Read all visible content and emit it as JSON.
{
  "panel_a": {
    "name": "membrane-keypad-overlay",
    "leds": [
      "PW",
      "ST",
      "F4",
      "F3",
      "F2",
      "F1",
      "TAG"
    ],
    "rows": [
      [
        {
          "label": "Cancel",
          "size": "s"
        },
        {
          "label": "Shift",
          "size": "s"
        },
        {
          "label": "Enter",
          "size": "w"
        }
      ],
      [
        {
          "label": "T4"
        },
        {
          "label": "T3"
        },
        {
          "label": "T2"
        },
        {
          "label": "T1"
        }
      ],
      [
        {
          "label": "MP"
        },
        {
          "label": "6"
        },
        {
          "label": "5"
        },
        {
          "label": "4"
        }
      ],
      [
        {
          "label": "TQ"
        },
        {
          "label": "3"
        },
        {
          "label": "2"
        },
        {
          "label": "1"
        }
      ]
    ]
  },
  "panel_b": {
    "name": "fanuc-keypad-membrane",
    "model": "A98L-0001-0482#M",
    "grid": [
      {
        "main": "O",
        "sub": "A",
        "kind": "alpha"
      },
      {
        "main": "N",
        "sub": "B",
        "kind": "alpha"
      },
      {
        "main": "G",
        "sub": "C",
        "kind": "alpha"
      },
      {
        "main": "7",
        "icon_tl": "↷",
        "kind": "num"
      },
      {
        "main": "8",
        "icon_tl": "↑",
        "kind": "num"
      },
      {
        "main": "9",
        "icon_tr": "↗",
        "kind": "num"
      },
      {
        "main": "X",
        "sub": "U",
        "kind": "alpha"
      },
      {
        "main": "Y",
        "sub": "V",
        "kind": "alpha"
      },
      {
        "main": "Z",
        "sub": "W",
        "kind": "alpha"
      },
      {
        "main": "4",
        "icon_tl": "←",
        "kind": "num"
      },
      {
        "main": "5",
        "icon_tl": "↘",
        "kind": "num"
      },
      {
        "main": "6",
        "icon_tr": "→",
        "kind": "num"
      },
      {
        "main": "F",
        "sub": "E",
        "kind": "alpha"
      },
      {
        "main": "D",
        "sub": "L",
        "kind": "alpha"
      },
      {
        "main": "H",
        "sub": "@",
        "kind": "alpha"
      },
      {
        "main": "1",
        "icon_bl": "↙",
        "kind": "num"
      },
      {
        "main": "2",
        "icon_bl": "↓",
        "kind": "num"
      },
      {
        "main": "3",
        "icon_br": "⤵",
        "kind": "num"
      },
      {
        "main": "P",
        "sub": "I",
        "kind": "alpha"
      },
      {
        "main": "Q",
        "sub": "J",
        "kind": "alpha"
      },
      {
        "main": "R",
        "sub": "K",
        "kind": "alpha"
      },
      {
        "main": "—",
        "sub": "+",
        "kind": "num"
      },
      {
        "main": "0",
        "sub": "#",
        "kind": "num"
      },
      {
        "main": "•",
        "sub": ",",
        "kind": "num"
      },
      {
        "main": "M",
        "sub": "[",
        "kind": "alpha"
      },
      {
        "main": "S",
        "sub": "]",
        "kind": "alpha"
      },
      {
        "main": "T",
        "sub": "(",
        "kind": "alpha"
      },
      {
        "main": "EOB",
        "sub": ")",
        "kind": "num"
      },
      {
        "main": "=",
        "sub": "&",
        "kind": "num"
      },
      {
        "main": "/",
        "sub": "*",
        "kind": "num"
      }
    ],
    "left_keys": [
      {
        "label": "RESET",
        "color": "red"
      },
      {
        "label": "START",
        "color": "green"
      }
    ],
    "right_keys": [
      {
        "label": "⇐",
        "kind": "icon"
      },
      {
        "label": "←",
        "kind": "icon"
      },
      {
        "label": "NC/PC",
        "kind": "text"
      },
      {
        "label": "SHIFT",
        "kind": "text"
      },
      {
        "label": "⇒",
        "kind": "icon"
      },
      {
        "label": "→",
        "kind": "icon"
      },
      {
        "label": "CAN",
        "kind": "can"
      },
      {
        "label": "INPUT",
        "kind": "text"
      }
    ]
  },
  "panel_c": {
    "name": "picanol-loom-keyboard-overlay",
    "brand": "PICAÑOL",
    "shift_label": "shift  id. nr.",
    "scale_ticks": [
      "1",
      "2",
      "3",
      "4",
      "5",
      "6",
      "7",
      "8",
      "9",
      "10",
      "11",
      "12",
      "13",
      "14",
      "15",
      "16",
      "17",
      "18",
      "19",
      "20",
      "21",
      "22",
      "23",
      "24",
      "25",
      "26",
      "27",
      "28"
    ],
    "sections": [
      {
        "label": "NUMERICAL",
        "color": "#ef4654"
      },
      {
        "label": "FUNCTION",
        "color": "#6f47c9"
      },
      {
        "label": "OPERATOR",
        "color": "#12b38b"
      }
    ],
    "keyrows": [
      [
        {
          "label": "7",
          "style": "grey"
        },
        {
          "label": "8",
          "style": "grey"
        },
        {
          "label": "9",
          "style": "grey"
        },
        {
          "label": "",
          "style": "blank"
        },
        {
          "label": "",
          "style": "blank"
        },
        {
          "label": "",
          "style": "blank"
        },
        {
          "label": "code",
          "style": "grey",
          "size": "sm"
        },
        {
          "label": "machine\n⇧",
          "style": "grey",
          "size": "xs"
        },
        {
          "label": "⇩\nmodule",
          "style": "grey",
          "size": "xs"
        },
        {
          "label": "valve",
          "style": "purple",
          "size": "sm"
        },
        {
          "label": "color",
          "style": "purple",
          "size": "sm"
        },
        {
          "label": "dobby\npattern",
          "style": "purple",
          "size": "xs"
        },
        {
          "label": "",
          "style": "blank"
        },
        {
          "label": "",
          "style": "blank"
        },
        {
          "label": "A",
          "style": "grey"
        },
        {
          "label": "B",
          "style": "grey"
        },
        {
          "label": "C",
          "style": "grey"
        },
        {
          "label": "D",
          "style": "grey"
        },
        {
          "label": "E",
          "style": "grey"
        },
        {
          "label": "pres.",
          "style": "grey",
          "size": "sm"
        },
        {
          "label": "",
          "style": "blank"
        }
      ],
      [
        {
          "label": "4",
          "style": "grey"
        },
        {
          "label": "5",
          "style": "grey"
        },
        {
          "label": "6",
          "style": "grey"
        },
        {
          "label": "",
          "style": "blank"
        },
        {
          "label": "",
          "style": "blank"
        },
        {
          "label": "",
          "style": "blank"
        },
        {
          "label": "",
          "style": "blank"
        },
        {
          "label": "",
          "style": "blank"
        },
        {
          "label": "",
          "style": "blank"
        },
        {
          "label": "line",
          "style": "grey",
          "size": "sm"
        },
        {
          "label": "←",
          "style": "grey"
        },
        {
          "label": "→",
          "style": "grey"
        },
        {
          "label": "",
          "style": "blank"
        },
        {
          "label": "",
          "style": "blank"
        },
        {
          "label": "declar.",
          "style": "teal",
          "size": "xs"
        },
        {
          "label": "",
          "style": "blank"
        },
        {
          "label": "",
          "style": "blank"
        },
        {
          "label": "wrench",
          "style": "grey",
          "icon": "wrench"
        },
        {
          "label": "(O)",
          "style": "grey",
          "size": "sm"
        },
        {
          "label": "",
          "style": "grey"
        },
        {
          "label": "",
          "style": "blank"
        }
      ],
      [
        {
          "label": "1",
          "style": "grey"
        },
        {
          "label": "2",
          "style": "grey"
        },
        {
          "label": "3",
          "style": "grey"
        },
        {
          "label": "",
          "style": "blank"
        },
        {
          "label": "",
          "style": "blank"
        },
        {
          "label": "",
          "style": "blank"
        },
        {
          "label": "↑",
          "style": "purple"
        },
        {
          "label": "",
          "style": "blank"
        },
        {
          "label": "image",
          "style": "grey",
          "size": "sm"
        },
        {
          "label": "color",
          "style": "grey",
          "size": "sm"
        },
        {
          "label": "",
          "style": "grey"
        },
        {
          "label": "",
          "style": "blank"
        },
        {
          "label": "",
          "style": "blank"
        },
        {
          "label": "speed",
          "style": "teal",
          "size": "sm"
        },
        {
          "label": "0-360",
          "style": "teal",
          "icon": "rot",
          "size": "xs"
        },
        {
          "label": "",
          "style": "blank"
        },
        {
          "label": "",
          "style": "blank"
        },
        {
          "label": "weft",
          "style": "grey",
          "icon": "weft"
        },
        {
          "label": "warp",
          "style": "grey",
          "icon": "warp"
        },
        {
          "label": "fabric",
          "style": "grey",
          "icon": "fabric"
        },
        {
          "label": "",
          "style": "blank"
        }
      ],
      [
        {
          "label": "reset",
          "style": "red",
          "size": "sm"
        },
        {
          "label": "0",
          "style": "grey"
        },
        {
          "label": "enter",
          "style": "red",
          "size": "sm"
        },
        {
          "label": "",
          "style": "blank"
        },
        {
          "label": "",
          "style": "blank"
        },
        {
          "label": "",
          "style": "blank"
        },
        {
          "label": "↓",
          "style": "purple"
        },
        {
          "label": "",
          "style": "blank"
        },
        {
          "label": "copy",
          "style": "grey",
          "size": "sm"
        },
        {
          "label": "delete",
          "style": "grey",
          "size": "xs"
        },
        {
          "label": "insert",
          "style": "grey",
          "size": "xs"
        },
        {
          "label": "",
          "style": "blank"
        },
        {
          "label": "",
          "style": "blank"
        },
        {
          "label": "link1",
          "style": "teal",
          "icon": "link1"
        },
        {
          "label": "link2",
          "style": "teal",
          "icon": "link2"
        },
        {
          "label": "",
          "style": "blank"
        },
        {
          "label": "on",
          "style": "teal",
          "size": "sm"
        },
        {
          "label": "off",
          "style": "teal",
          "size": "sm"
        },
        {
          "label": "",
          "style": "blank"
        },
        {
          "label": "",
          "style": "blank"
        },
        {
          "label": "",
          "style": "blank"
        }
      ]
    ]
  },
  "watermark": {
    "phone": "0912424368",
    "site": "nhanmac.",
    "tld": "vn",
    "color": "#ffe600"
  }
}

____

● WHAT YOU HAVE TO DO
Copy every line above that holds the word "keypad".

● THE ANSWER
    "name": "membrane-keypad-overlay",
    "name": "fanuc-keypad-membrane",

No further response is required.